EXERCISE PROMPT » Transcribe the records that follow, preserving every word.

Figure collection entries
=-=-=-=-=

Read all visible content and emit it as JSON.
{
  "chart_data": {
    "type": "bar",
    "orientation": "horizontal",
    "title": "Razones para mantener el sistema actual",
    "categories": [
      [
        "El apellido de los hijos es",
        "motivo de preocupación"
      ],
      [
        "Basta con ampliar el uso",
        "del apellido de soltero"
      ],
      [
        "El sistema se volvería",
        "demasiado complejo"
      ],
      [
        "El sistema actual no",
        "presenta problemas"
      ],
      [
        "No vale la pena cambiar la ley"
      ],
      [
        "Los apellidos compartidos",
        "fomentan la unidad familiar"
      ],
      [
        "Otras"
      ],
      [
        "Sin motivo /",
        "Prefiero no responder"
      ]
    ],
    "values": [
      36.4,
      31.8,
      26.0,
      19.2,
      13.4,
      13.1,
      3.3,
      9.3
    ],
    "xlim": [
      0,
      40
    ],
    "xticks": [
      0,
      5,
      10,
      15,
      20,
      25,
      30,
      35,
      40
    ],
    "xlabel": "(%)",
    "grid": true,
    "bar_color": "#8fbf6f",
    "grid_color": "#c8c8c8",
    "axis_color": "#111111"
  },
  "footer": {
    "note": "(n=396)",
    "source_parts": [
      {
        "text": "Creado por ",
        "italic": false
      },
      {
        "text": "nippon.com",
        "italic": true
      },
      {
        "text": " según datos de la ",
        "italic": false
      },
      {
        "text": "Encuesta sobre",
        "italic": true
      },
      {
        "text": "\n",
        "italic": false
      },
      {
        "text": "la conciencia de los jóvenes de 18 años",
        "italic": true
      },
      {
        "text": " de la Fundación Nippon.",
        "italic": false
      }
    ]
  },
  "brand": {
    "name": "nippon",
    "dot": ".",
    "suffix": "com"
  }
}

=-=-=-=-=

COMPLETE ANSWER »
Read all visible content and emit it as JSON.
{
  "chart_data": {
    "type": "bar",
    "orientation": "horizontal",
    "title": "Razones para mantener el sistema actual",
    "categories": [
      [
        "El apellido de los hijos es",
        "motivo de preocupación"
      ],
      [
        "Basta con ampliar el uso",
        "del apellido de soltero"
      ],
      [
        "El sistema se volvería",
        "demasiado complejo"
      ],
      [
        "El sistema actual no",
        "presenta problemas"
      ],
      [
        "No vale la pena cambiar la ley"
      ],
      [
        "Los apellidos compartidos",
        "fomentan la unidad familiar"
      ],
      [
        "Otras"
      ],
      [
        "Sin motivo /",
        "Prefiero no responder"
      ]
    ],
    "values": [
      36.4,
      31.8,
      26.0,
      19.2,
      13.4,
      13.1,
      3.3,
      9.3
    ],
    "xlim": [
      0,
      40
    ],
    "xticks": [
      0,
      5,
      10,
      15,
      20,
      25,
      30,
      35,
      40
    ],
    "xlabel": "(%)",
    "grid": true,
    "bar_color": "#8fbf6f",
    "grid_color": "#c8c8c8",
    "axis_color": "#111111"
  },
  "footer": {
    "note": "(n=396)",
    "source_parts": [
      {
        "text": "Creado por ",
        "italic": false
      },
      {
        "text": "nippon.com",
        "italic": true
      },
      {
        "text": " según datos de la ",
        "italic": false
      },
      {
        "text": "Encuesta sobre",
        "italic": true
      },
      {
        "text": "\n",
        "italic": false
      },
      {
        "text": "la conciencia de los jóvenes de 18 años",
        "italic": true
      },
      {
        "text": " de la Fundación Nippon.",
        "italic": false
      }
    ]
  },
  "brand": {
    "name": "nippon",
    "dot": ".",
    "suffix": "com"
  }
}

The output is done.